EXERCISE: Pull out every line in the data that has the string "Altitude" in it.

GIVEN DATA:
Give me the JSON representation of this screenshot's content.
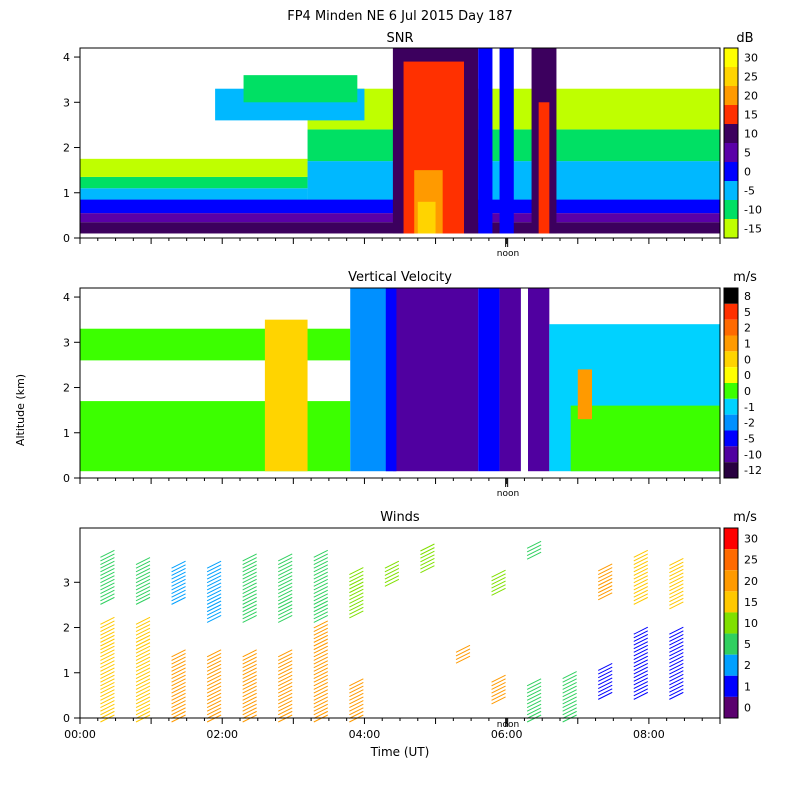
{
  "figure_title": "FP4 Minden NE   6 Jul 2015 Day 187",
  "shared_ylabel": "Altitude (km)",
  "colors": {
    "axis": "#000000",
    "background": "#ffffff"
  },
  "chart_data": [
    {
      "type": "heatmap",
      "title": "SNR",
      "unit": "dB",
      "xlabel": "",
      "ylabel": "",
      "xlim_hours": [
        0,
        9
      ],
      "ylim_km": [
        0,
        4.2
      ],
      "yticks": [
        0,
        1,
        2,
        3,
        4
      ],
      "marker_label": "noon",
      "marker_hour": 6.0,
      "colorbar_labels": [
        "30",
        "25",
        "20",
        "15",
        "10",
        "5",
        "0",
        "-5",
        "-10",
        "-15"
      ],
      "colorbar_colors": [
        "#ffff00",
        "#ffd400",
        "#ff9a00",
        "#ff3000",
        "#3c005e",
        "#5a00a8",
        "#0000ff",
        "#00b8ff",
        "#00e064",
        "#bfff00"
      ],
      "regions": [
        {
          "x": [
            0.0,
            9.0
          ],
          "y": [
            0.1,
            0.35
          ],
          "color": "#3c005e"
        },
        {
          "x": [
            0.0,
            9.0
          ],
          "y": [
            0.35,
            0.55
          ],
          "color": "#5a00a8"
        },
        {
          "x": [
            0.0,
            9.0
          ],
          "y": [
            0.55,
            0.85
          ],
          "color": "#0000ff"
        },
        {
          "x": [
            0.0,
            3.2
          ],
          "y": [
            0.85,
            1.1
          ],
          "color": "#00b8ff"
        },
        {
          "x": [
            0.0,
            3.2
          ],
          "y": [
            1.1,
            1.35
          ],
          "color": "#00e064"
        },
        {
          "x": [
            0.0,
            3.2
          ],
          "y": [
            1.35,
            1.75
          ],
          "color": "#bfff00"
        },
        {
          "x": [
            3.2,
            9.0
          ],
          "y": [
            0.85,
            1.7
          ],
          "color": "#00b8ff"
        },
        {
          "x": [
            3.2,
            9.0
          ],
          "y": [
            1.7,
            2.4
          ],
          "color": "#00e064"
        },
        {
          "x": [
            3.2,
            9.0
          ],
          "y": [
            2.4,
            3.3
          ],
          "color": "#bfff00"
        },
        {
          "x": [
            1.9,
            4.0
          ],
          "y": [
            2.6,
            3.3
          ],
          "color": "#00b8ff"
        },
        {
          "x": [
            2.3,
            3.9
          ],
          "y": [
            3.0,
            3.6
          ],
          "color": "#00e064"
        },
        {
          "x": [
            4.4,
            5.6
          ],
          "y": [
            0.1,
            4.2
          ],
          "color": "#3c005e"
        },
        {
          "x": [
            4.55,
            5.4
          ],
          "y": [
            0.1,
            3.9
          ],
          "color": "#ff3000"
        },
        {
          "x": [
            4.7,
            5.1
          ],
          "y": [
            0.1,
            1.5
          ],
          "color": "#ff9a00"
        },
        {
          "x": [
            4.75,
            5.0
          ],
          "y": [
            0.1,
            0.8
          ],
          "color": "#ffd400"
        },
        {
          "x": [
            5.6,
            5.8
          ],
          "y": [
            0.1,
            4.2
          ],
          "color": "#0000ff"
        },
        {
          "x": [
            5.9,
            6.1
          ],
          "y": [
            0.1,
            4.2
          ],
          "color": "#0000ff"
        },
        {
          "x": [
            6.35,
            6.7
          ],
          "y": [
            0.1,
            4.2
          ],
          "color": "#3c005e"
        },
        {
          "x": [
            6.45,
            6.6
          ],
          "y": [
            0.1,
            3.0
          ],
          "color": "#ff3000"
        }
      ]
    },
    {
      "type": "heatmap",
      "title": "Vertical Velocity",
      "unit": "m/s",
      "xlabel": "",
      "ylabel": "Altitude (km)",
      "xlim_hours": [
        0,
        9
      ],
      "ylim_km": [
        0,
        4.2
      ],
      "yticks": [
        0,
        1,
        2,
        3,
        4
      ],
      "marker_label": "noon",
      "marker_hour": 6.0,
      "colorbar_labels": [
        "8",
        "5",
        "2",
        "1",
        "0",
        "0",
        "0",
        "-1",
        "-2",
        "-5",
        "-10",
        "-12"
      ],
      "colorbar_colors": [
        "#000000",
        "#ff3000",
        "#ff6a00",
        "#ff9a00",
        "#ffd400",
        "#ffff00",
        "#3cff00",
        "#00d2ff",
        "#0090ff",
        "#0000ff",
        "#5000a0",
        "#280040"
      ],
      "regions": [
        {
          "x": [
            0.0,
            3.8
          ],
          "y": [
            0.15,
            1.7
          ],
          "color": "#3cff00"
        },
        {
          "x": [
            0.0,
            3.8
          ],
          "y": [
            2.6,
            3.3
          ],
          "color": "#3cff00"
        },
        {
          "x": [
            2.6,
            3.2
          ],
          "y": [
            0.15,
            3.5
          ],
          "color": "#ffd400"
        },
        {
          "x": [
            3.8,
            4.4
          ],
          "y": [
            0.15,
            4.2
          ],
          "color": "#0090ff"
        },
        {
          "x": [
            4.4,
            5.6
          ],
          "y": [
            0.15,
            4.2
          ],
          "color": "#5000a0"
        },
        {
          "x": [
            4.3,
            4.45
          ],
          "y": [
            0.15,
            4.2
          ],
          "color": "#0000ff"
        },
        {
          "x": [
            5.6,
            5.9
          ],
          "y": [
            0.15,
            4.2
          ],
          "color": "#0000ff"
        },
        {
          "x": [
            5.9,
            6.2
          ],
          "y": [
            0.15,
            4.2
          ],
          "color": "#5000a0"
        },
        {
          "x": [
            6.3,
            6.6
          ],
          "y": [
            0.15,
            4.2
          ],
          "color": "#5000a0"
        },
        {
          "x": [
            6.6,
            9.0
          ],
          "y": [
            0.15,
            3.4
          ],
          "color": "#00d2ff"
        },
        {
          "x": [
            6.9,
            9.0
          ],
          "y": [
            0.15,
            1.6
          ],
          "color": "#3cff00"
        },
        {
          "x": [
            7.0,
            7.2
          ],
          "y": [
            1.3,
            2.4
          ],
          "color": "#ff9a00"
        }
      ]
    },
    {
      "type": "scatter",
      "title": "Winds",
      "unit": "m/s",
      "xlabel": "Time (UT)",
      "ylabel": "",
      "xlim_hours": [
        0,
        9
      ],
      "ylim_km": [
        0,
        4.2
      ],
      "xtick_labels": [
        "00:00",
        "02:00",
        "04:00",
        "06:00",
        "08:00"
      ],
      "xtick_hours": [
        0,
        2,
        4,
        6,
        8
      ],
      "yticks": [
        0,
        1,
        2,
        3
      ],
      "marker_label": "noon",
      "marker_hour": 6.0,
      "colorbar_labels": [
        "30",
        "25",
        "20",
        "15",
        "10",
        "5",
        "2",
        "1",
        "0"
      ],
      "colorbar_colors": [
        "#ff0000",
        "#ff6a00",
        "#ff9a00",
        "#ffc800",
        "#80e000",
        "#30d060",
        "#00a0ff",
        "#0000ff",
        "#5a006e"
      ],
      "barb_columns": [
        {
          "hour": 0.4,
          "low": [
            0.0,
            2.2
          ],
          "high": [
            2.6,
            3.7
          ],
          "low_color": "#ffc800",
          "high_color": "#30d060"
        },
        {
          "hour": 0.9,
          "low": [
            0.0,
            2.2
          ],
          "high": [
            2.6,
            3.5
          ],
          "low_color": "#ffc800",
          "high_color": "#30d060"
        },
        {
          "hour": 1.4,
          "low": [
            0.0,
            1.5
          ],
          "high": [
            2.6,
            3.4
          ],
          "low_color": "#ff9a00",
          "high_color": "#00a0ff"
        },
        {
          "hour": 1.9,
          "low": [
            0.0,
            1.5
          ],
          "high": [
            2.2,
            3.4
          ],
          "low_color": "#ff9a00",
          "high_color": "#00a0ff"
        },
        {
          "hour": 2.4,
          "low": [
            0.0,
            1.5
          ],
          "high": [
            2.2,
            3.6
          ],
          "low_color": "#ff9a00",
          "high_color": "#30d060"
        },
        {
          "hour": 2.9,
          "low": [
            0.0,
            1.5
          ],
          "high": [
            2.2,
            3.6
          ],
          "low_color": "#ff9a00",
          "high_color": "#30d060"
        },
        {
          "hour": 3.4,
          "low": [
            0.0,
            2.1
          ],
          "high": [
            2.2,
            3.7
          ],
          "low_color": "#ff9a00",
          "high_color": "#30d060"
        },
        {
          "hour": 3.9,
          "low": [
            0.0,
            0.8
          ],
          "high": [
            2.3,
            3.3
          ],
          "low_color": "#ff9a00",
          "high_color": "#80e000"
        },
        {
          "hour": 4.4,
          "low": null,
          "high": [
            3.0,
            3.4
          ],
          "low_color": "#ff9a00",
          "high_color": "#80e000"
        },
        {
          "hour": 4.9,
          "low": null,
          "high": [
            3.3,
            3.8
          ],
          "low_color": "#ff9a00",
          "high_color": "#80e000"
        },
        {
          "hour": 5.4,
          "low": [
            1.3,
            1.6
          ],
          "high": null,
          "low_color": "#ff9a00",
          "high_color": "#80e000"
        },
        {
          "hour": 5.9,
          "low": [
            0.4,
            0.9
          ],
          "high": [
            2.8,
            3.2
          ],
          "low_color": "#ff9a00",
          "high_color": "#80e000"
        },
        {
          "hour": 6.4,
          "low": [
            0.0,
            0.8
          ],
          "high": [
            3.6,
            3.9
          ],
          "low_color": "#30d060",
          "high_color": "#30d060"
        },
        {
          "hour": 6.9,
          "low": [
            0.0,
            1.0
          ],
          "high": null,
          "low_color": "#30d060",
          "high_color": "#30d060"
        },
        {
          "hour": 7.4,
          "low": [
            0.5,
            1.2
          ],
          "high": [
            2.7,
            3.4
          ],
          "low_color": "#0000ff",
          "high_color": "#ff9a00"
        },
        {
          "hour": 7.9,
          "low": [
            0.5,
            2.0
          ],
          "high": [
            2.6,
            3.7
          ],
          "low_color": "#0000ff",
          "high_color": "#ffc800"
        },
        {
          "hour": 8.4,
          "low": [
            0.5,
            2.0
          ],
          "high": [
            2.5,
            3.5
          ],
          "low_color": "#0000ff",
          "high_color": "#ffc800"
        }
      ]
    }
  ]
}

TASK RESULT:
  "shared_ylabel": "Altitude (km)",
      "ylabel": "Altitude (km)",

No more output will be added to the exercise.